Exercise prompt: In your copy, leave out the pictures and repeat the entries below exactly.

>> Begin Data to use

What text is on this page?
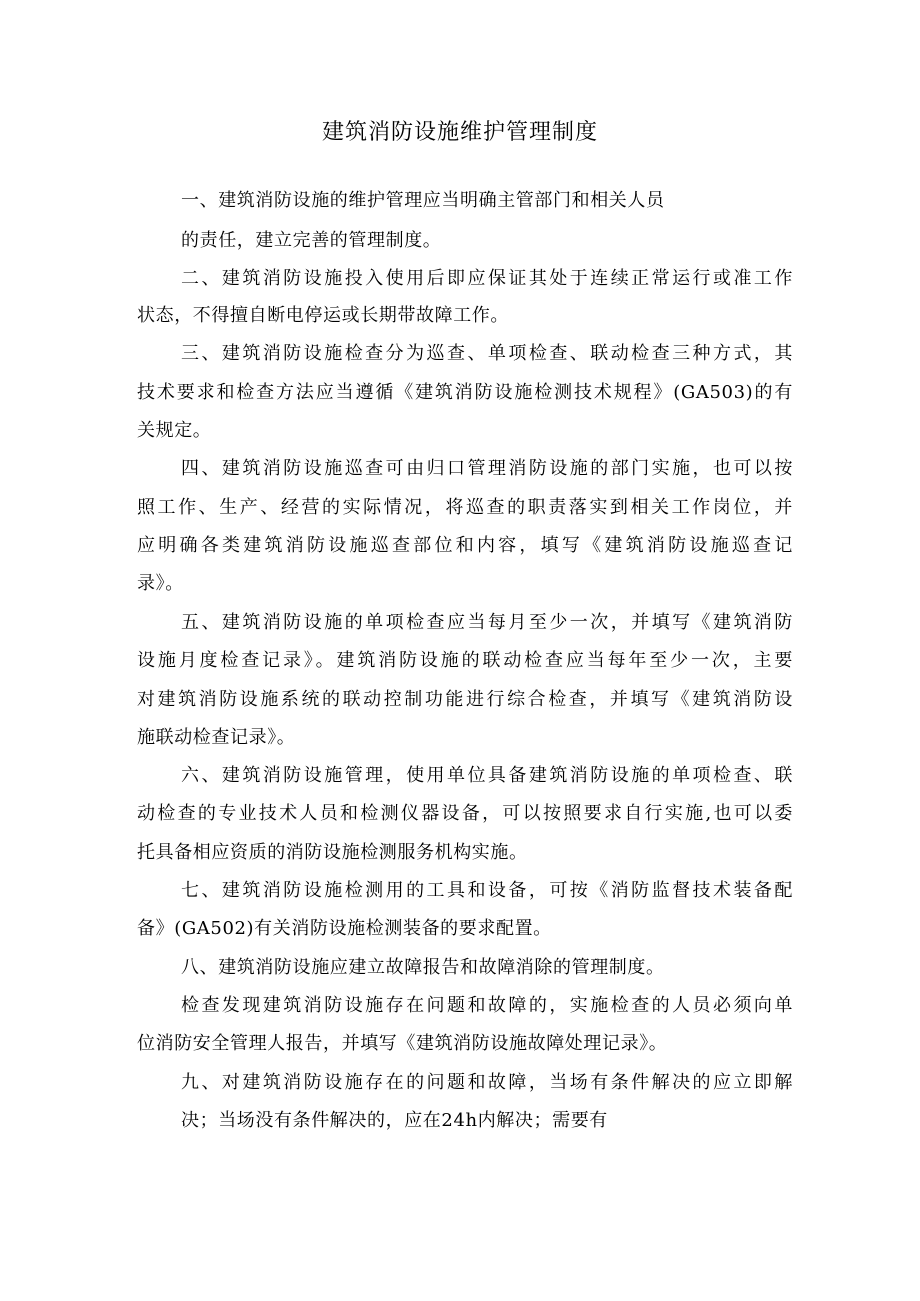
建筑消防设施维护管理制度
一、建筑消防设施的维护管理应当明确主管部门和相关人员
的责任，建立完善的管理制度。
二、建筑消防设施投入使用后即应保证其处于连续正常运行或准工作
状态，不得擅自断电停运或长期带故障工作。
三、建筑消防设施检查分为巡查、单项检查、联动检查三种方式，其
技术要求和检查方法应当遵循《建筑消防设施检测技术规程》(GA503)的有
关规定。
四、建筑消防设施巡查可由归口管理消防设施的部门实施，也可以按
照工作、生产、经营的实际情况，将巡查的职责落实到相关工作岗位，并
应明确各类建筑消防设施巡查部位和内容，填写《建筑消防设施巡查记
录》。
五、建筑消防设施的单项检查应当每月至少一次，并填写《建筑消防
设施月度检查记录》。建筑消防设施的联动检查应当每年至少一次，主要
对建筑消防设施系统的联动控制功能进行综合检查，并填写《建筑消防设
施联动检查记录》。
六、建筑消防设施管理，使用单位具备建筑消防设施的单项检查、联
动检查的专业技术人员和检测仪器设备，可以按照要求自行实施,也可以委
托具备相应资质的消防设施检测服务机构实施。
七、建筑消防设施检测用的工具和设备，可按《消防监督技术装备配
备》(GA502)有关消防设施检测装备的要求配置。
八、建筑消防设施应建立故障报告和故障消除的管理制度。
检查发现建筑消防设施存在问题和故障的，实施检查的人员必须向单
位消防安全管理人报告，并填写《建筑消防设施故障处理记录》。
九、对建筑消防设施存在的问题和故障，当场有条件解决的应立即解
决；当场没有条件解决的，应在24h内解决；需要有
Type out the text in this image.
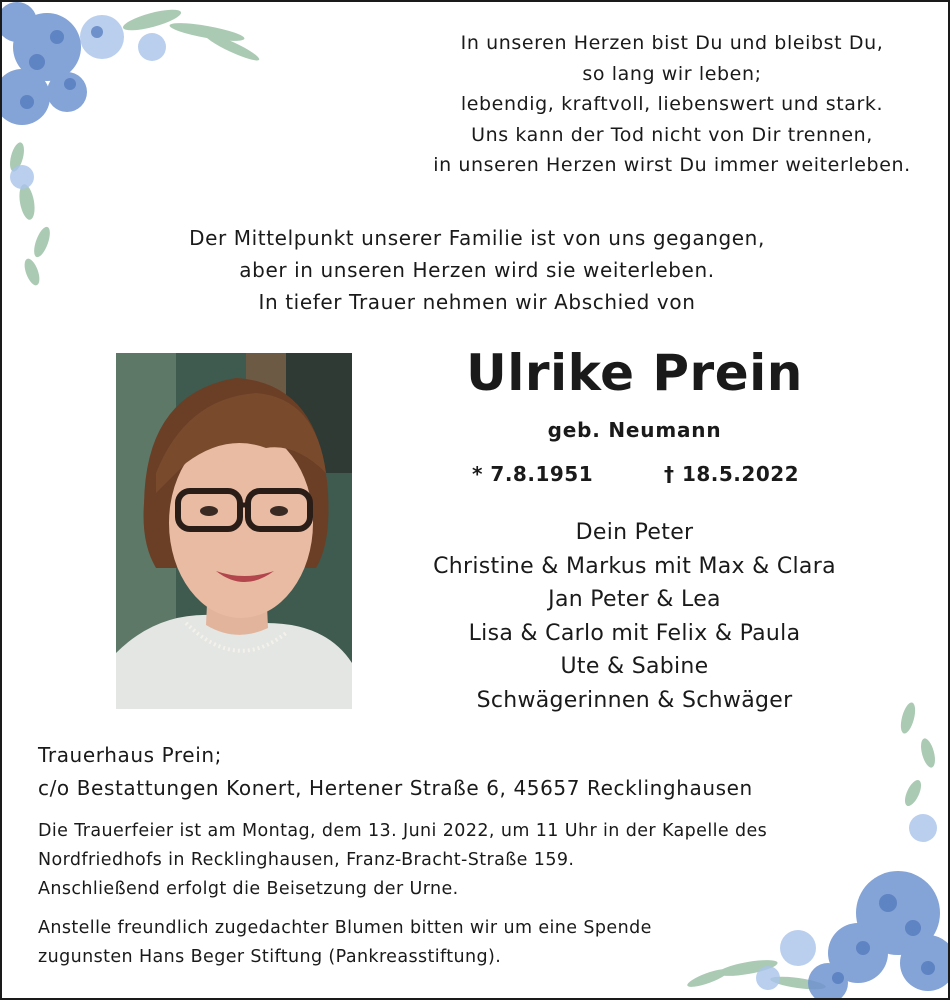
In unseren Herzen bist Du und bleibst Du,
so lang wir leben;
lebendig, kraftvoll, liebenswert und stark.
Uns kann der Tod nicht von Dir trennen,
in unseren Herzen wirst Du immer weiterleben.
Der Mittelpunkt unserer Familie ist von uns gegangen,
aber in unseren Herzen wird sie weiterleben.
In tiefer Trauer nehmen wir Abschied von
Ulrike Prein
geb. Neumann
* 7.8.1951	† 18.5.2022
Dein Peter
Christine & Markus mit Max & Clara
Jan Peter & Lea
Lisa & Carlo mit Felix & Paula
Ute & Sabine
Schwägerinnen & Schwäger
Trauerhaus Prein;
c/o Bestattungen Konert, Hertener Straße 6, 45657 Recklinghausen
Die Trauerfeier ist am Montag, dem 13. Juni 2022, um 11 Uhr in der Kapelle des
Nordfriedhofs in Recklinghausen, Franz-Bracht-Straße 159.
Anschließend erfolgt die Beisetzung der Urne.
Anstelle freundlich zugedachter Blumen bitten wir um eine Spende
zugunsten Hans Beger Stiftung (Pankreasstiftung).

>> End Data to use

Correct result:
What text is on this page?
建筑消防设施维护管理制度
一、建筑消防设施的维护管理应当明确主管部门和相关人员
的责任，建立完善的管理制度。
二、建筑消防设施投入使用后即应保证其处于连续正常运行或准工作
状态，不得擅自断电停运或长期带故障工作。
三、建筑消防设施检查分为巡查、单项检查、联动检查三种方式，其
技术要求和检查方法应当遵循《建筑消防设施检测技术规程》(GA503)的有
关规定。
四、建筑消防设施巡查可由归口管理消防设施的部门实施，也可以按
照工作、生产、经营的实际情况，将巡查的职责落实到相关工作岗位，并
应明确各类建筑消防设施巡查部位和内容，填写《建筑消防设施巡查记
录》。
五、建筑消防设施的单项检查应当每月至少一次，并填写《建筑消防
设施月度检查记录》。建筑消防设施的联动检查应当每年至少一次，主要
对建筑消防设施系统的联动控制功能进行综合检查，并填写《建筑消防设
施联动检查记录》。
六、建筑消防设施管理，使用单位具备建筑消防设施的单项检查、联
动检查的专业技术人员和检测仪器设备，可以按照要求自行实施,也可以委
托具备相应资质的消防设施检测服务机构实施。
七、建筑消防设施检测用的工具和设备，可按《消防监督技术装备配
备》(GA502)有关消防设施检测装备的要求配置。
八、建筑消防设施应建立故障报告和故障消除的管理制度。
检查发现建筑消防设施存在问题和故障的，实施检查的人员必须向单
位消防安全管理人报告，并填写《建筑消防设施故障处理记录》。
九、对建筑消防设施存在的问题和故障，当场有条件解决的应立即解
决；当场没有条件解决的，应在24h内解决；需要有
Type out the text in this image.
In unseren Herzen bist Du und bleibst Du,
so lang wir leben;
lebendig, kraftvoll, liebenswert und stark.
Uns kann der Tod nicht von Dir trennen,
in unseren Herzen wirst Du immer weiterleben.
Der Mittelpunkt unserer Familie ist von uns gegangen,
aber in unseren Herzen wird sie weiterleben.
In tiefer Trauer nehmen wir Abschied von
Ulrike Prein
geb. Neumann
* 7.8.1951	† 18.5.2022
Dein Peter
Christine & Markus mit Max & Clara
Jan Peter & Lea
Lisa & Carlo mit Felix & Paula
Ute & Sabine
Schwägerinnen & Schwäger
Trauerhaus Prein;
c/o Bestattungen Konert, Hertener Straße 6, 45657 Recklinghausen
Die Trauerfeier ist am Montag, dem 13. Juni 2022, um 11 Uhr in der Kapelle des
Nordfriedhofs in Recklinghausen, Franz-Bracht-Straße 159.
Anschließend erfolgt die Beisetzung der Urne.
Anstelle freundlich zugedachter Blumen bitten wir um eine Spende
zugunsten Hans Beger Stiftung (Pankreasstiftung).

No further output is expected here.